## [JOB]
Scan the records for the string "water"; copy each line where it occurs.

## [ITEMS]
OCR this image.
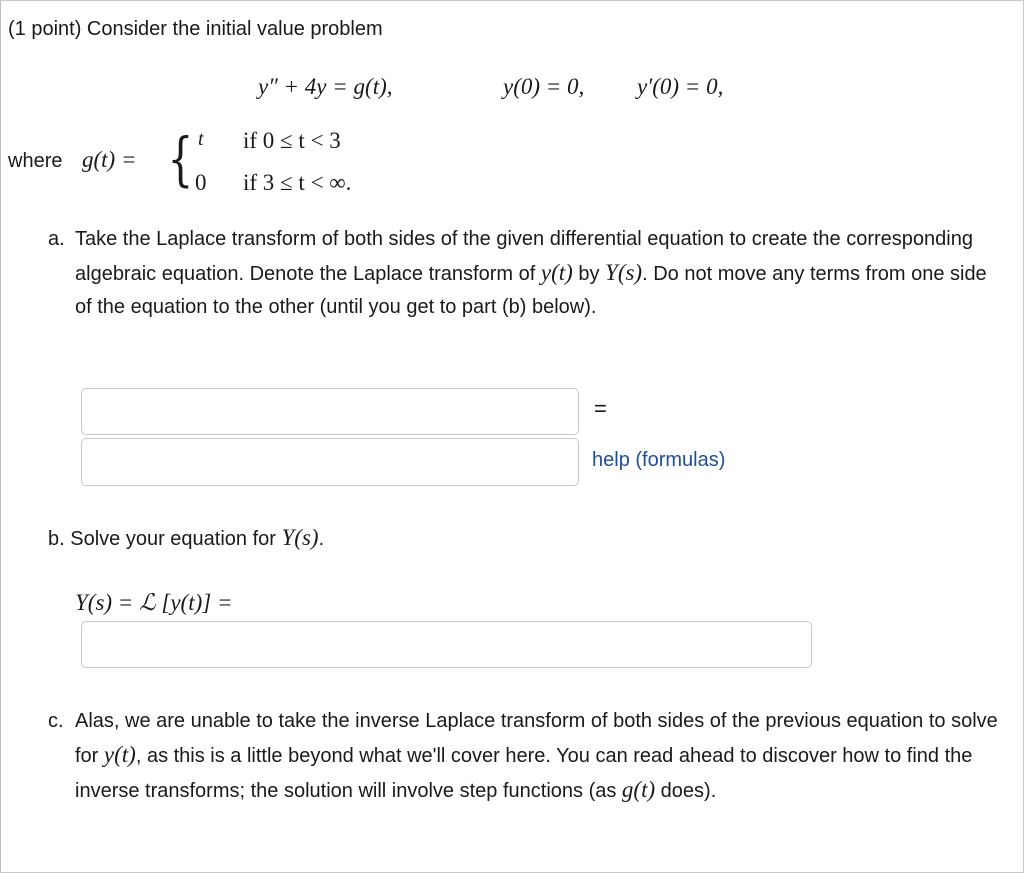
(1 point) Consider the initial value problem
y″ + 4y = g(t),	y(0) = 0, y′(0) = 0,
where g(t) = { t if 0 ≤ t < 3
0 if 3 ≤ t < ∞.
a. Take the Laplace transform of both sides of the given differential equation to create the corresponding algebraic equation. Denote the Laplace transform of y(t) by Y(s). Do not move any terms from one side of the equation to the other (until you get to part (b) below).
=
help (formulas)
b. Solve your equation for Y(s).
Y(s) = ℒ [y(t)] =
c. Alas, we are unable to take the inverse Laplace transform of both sides of the previous equation to solve for y(t), as this is a little beyond what we'll cover here. You can read ahead to discover how to find the inverse transforms; the solution will involve step functions (as g(t) does).
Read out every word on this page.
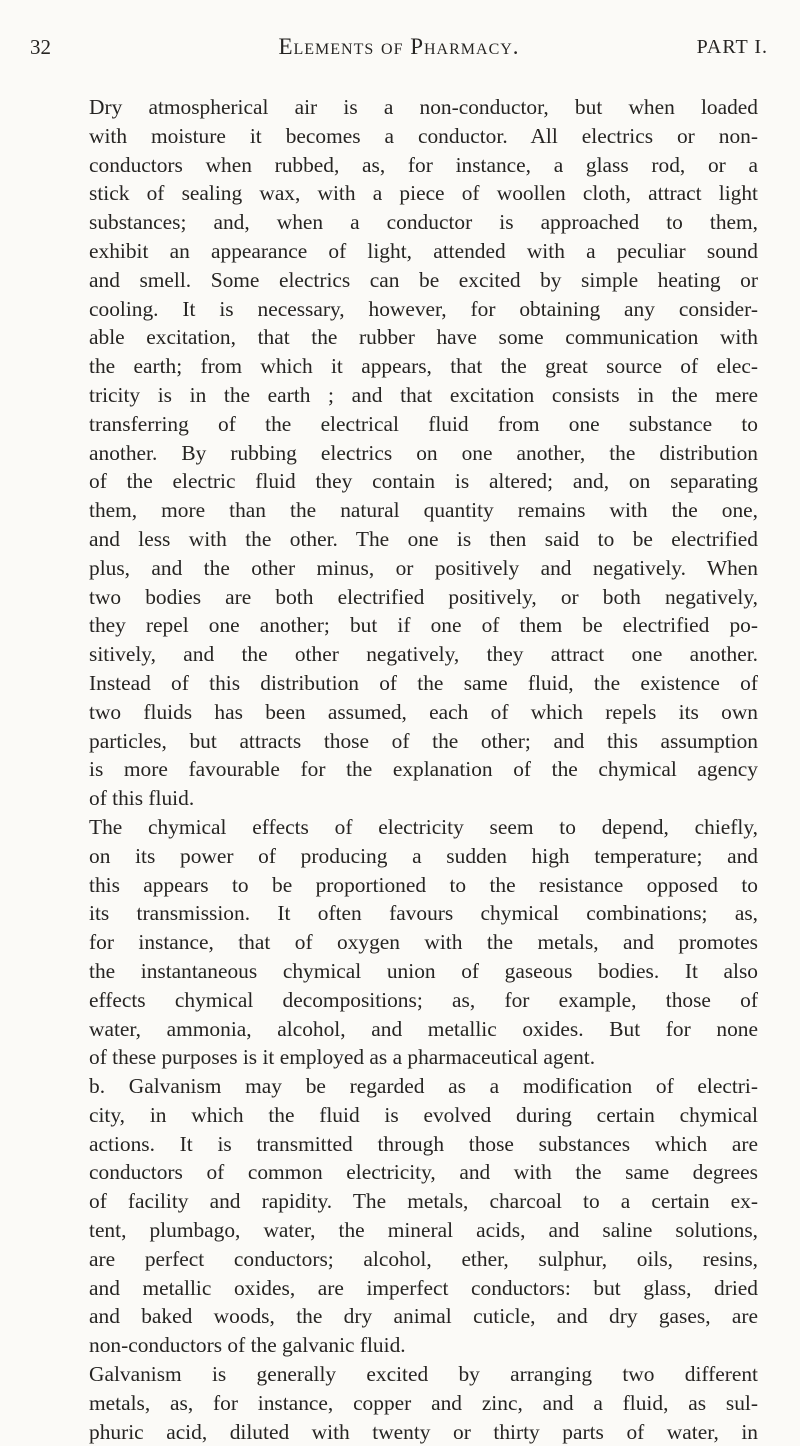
32	Elements of Pharmacy.	PART I.
Dry atmospherical air is a non-conductor, but when loaded
with moisture it becomes a conductor. All electrics or non-
conductors when rubbed, as, for instance, a glass rod, or a
stick of sealing wax, with a piece of woollen cloth, attract light
substances; and, when a conductor is approached to them,
exhibit an appearance of light, attended with a peculiar sound
and smell. Some electrics can be excited by simple heating or
cooling. It is necessary, however, for obtaining any consider-
able excitation, that the rubber have some communication with
the earth; from which it appears, that the great source of elec-
tricity is in the earth ; and that excitation consists in the mere
transferring of the electrical fluid from one substance to
another. By rubbing electrics on one another, the distribution
of the electric fluid they contain is altered; and, on separating
them, more than the natural quantity remains with the one,
and less with the other. The one is then said to be electrified
plus, and the other minus, or positively and negatively. When
two bodies are both electrified positively, or both negatively,
they repel one another; but if one of them be electrified po-
sitively, and the other negatively, they attract one another.
Instead of this distribution of the same fluid, the existence of
two fluids has been assumed, each of which repels its own
particles, but attracts those of the other; and this assumption
is more favourable for the explanation of the chymical agency
of this fluid.
The chymical effects of electricity seem to depend, chiefly,
on its power of producing a sudden high temperature; and
this appears to be proportioned to the resistance opposed to
its transmission. It often favours chymical combinations; as,
for instance, that of oxygen with the metals, and promotes
the instantaneous chymical union of gaseous bodies. It also
effects chymical decompositions; as, for example, those of
water, ammonia, alcohol, and metallic oxides. But for none
of these purposes is it employed as a pharmaceutical agent.
b. Galvanism may be regarded as a modification of electri-
city, in which the fluid is evolved during certain chymical
actions. It is transmitted through those substances which are
conductors of common electricity, and with the same degrees
of facility and rapidity. The metals, charcoal to a certain ex-
tent, plumbago, water, the mineral acids, and saline solutions,
are perfect conductors; alcohol, ether, sulphur, oils, resins,
and metallic oxides, are imperfect conductors: but glass, dried
and baked woods, the dry animal cuticle, and dry gases, are
non-conductors of the galvanic fluid.
Galvanism is generally excited by arranging two different
metals, as, for instance, copper and zinc, and a fluid, as sul-
phuric acid, diluted with twenty or thirty parts of water, in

## [SOLVED PROBLEM]
water, ammonia, alcohol, and metallic oxides. But for none
tent, plumbago, water, the mineral acids, and saline solutions,
phuric acid, diluted with twenty or thirty parts of water, in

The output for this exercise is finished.